→ **Written task**:
Using the listing below, select the lines with the word "Services" and copy them.

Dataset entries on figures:
◇ ◇ ◇

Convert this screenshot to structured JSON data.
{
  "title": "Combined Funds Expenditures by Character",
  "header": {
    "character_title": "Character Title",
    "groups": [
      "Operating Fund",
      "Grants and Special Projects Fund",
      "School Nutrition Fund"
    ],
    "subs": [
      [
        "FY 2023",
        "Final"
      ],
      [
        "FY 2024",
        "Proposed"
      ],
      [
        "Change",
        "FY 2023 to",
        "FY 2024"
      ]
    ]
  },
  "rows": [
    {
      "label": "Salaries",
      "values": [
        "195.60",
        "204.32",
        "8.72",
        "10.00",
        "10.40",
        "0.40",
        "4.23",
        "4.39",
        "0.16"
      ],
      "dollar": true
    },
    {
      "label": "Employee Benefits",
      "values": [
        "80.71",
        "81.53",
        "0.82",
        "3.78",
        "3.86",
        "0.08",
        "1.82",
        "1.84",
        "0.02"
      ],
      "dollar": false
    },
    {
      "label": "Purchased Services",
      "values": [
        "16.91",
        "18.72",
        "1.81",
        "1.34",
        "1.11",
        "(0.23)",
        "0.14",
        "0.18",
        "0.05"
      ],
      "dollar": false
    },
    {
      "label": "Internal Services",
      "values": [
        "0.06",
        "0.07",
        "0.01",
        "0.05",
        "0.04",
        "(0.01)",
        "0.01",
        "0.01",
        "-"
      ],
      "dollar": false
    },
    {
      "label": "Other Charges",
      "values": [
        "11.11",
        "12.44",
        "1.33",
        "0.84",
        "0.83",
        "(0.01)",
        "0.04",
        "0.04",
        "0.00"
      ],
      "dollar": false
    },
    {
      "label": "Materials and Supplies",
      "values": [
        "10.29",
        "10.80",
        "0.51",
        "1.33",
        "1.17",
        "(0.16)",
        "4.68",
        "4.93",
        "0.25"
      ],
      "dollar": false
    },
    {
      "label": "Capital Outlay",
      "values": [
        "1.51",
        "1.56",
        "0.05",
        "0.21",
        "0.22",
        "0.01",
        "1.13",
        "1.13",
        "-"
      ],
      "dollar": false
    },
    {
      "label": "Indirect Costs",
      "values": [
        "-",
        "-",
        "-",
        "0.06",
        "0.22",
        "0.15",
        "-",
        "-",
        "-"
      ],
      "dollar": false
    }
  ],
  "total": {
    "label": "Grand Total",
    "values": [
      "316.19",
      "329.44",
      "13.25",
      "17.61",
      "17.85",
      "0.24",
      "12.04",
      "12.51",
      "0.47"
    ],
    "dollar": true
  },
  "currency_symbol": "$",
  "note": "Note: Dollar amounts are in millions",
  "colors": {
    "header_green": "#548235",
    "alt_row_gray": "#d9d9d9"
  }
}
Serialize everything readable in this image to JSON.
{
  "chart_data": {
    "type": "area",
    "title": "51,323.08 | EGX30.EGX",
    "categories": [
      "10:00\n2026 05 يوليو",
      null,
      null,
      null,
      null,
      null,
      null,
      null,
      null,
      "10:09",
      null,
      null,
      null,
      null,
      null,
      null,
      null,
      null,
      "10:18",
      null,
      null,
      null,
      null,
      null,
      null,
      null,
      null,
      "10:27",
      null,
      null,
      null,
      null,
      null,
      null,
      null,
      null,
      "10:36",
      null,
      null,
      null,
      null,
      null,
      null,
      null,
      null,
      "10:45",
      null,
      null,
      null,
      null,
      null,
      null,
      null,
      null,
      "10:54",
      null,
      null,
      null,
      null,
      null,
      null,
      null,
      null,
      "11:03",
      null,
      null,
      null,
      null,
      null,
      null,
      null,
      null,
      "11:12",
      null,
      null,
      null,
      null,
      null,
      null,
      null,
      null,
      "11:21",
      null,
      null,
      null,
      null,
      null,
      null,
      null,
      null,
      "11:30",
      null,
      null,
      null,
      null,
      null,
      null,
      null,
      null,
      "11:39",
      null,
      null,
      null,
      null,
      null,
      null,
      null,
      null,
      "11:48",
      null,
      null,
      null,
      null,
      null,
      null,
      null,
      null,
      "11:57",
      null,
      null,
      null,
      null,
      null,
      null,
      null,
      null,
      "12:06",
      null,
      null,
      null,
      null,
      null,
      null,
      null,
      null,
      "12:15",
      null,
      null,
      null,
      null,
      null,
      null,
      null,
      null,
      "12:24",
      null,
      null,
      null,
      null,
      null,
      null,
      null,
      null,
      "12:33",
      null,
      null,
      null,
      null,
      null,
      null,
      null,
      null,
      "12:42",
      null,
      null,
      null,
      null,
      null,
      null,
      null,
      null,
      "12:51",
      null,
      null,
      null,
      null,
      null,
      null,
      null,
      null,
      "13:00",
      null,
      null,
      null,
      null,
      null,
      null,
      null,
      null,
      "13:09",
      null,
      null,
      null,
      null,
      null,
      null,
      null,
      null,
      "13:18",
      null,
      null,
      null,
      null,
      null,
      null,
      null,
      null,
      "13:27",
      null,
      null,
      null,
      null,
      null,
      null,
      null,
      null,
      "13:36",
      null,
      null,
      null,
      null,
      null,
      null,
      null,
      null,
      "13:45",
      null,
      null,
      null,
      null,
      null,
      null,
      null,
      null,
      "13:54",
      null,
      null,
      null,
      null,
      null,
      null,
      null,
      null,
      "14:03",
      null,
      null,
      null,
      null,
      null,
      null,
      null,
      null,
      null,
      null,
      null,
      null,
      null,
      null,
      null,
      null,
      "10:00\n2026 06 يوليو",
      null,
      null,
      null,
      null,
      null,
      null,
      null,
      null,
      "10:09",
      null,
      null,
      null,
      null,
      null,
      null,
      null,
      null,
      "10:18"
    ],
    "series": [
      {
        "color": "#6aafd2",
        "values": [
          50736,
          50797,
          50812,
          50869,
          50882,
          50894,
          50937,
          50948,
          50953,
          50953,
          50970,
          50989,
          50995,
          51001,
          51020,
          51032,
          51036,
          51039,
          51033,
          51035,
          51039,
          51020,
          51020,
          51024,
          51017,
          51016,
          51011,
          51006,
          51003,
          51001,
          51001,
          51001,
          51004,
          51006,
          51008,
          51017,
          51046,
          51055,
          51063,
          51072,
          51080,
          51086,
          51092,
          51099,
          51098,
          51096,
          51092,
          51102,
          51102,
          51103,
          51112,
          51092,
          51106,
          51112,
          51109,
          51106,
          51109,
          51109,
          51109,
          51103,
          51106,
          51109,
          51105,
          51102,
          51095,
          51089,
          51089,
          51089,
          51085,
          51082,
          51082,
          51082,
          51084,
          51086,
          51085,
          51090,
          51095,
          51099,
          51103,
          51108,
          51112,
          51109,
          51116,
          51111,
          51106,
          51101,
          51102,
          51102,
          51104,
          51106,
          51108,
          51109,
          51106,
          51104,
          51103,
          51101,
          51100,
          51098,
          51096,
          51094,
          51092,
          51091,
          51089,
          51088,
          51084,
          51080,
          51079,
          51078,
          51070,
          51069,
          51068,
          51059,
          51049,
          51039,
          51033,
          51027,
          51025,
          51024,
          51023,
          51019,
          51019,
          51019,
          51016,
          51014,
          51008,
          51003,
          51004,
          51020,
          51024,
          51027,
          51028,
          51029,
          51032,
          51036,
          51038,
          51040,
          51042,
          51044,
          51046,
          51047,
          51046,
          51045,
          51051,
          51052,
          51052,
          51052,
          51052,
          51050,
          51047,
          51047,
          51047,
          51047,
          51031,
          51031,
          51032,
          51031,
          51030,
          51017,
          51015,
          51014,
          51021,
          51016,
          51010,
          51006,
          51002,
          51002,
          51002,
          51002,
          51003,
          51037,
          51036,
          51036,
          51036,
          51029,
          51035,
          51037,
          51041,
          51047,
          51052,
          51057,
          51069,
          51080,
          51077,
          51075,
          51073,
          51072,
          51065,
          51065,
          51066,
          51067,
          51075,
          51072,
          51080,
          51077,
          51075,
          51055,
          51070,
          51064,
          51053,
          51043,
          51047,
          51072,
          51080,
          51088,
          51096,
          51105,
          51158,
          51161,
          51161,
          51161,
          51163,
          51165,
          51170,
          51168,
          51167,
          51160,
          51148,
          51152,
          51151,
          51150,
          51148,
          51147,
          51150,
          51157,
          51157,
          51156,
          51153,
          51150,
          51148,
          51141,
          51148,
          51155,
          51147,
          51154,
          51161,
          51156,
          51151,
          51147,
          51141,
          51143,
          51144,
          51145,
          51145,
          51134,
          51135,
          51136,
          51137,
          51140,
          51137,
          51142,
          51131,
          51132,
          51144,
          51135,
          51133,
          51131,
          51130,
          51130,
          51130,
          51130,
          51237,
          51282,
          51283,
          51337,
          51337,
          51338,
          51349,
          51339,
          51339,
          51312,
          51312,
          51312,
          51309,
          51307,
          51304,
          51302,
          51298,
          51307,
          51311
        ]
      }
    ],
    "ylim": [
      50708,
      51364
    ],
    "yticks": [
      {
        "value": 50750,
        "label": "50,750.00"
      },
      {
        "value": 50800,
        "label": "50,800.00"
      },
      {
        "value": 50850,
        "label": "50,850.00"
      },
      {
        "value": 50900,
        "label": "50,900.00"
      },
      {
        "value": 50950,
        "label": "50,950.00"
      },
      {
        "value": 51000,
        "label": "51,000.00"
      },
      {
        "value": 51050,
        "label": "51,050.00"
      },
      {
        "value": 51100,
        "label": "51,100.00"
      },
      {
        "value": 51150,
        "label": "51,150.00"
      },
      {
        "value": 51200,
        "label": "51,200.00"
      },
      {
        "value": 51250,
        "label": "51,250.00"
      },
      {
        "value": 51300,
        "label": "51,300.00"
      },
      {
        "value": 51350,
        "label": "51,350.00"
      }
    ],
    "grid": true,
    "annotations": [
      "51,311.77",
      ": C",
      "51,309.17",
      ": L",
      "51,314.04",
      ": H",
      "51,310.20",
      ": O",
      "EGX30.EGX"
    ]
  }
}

◇ ◇ ◇

→ **The reply**:
      "label": "Purchased Services",
      "label": "Internal Services",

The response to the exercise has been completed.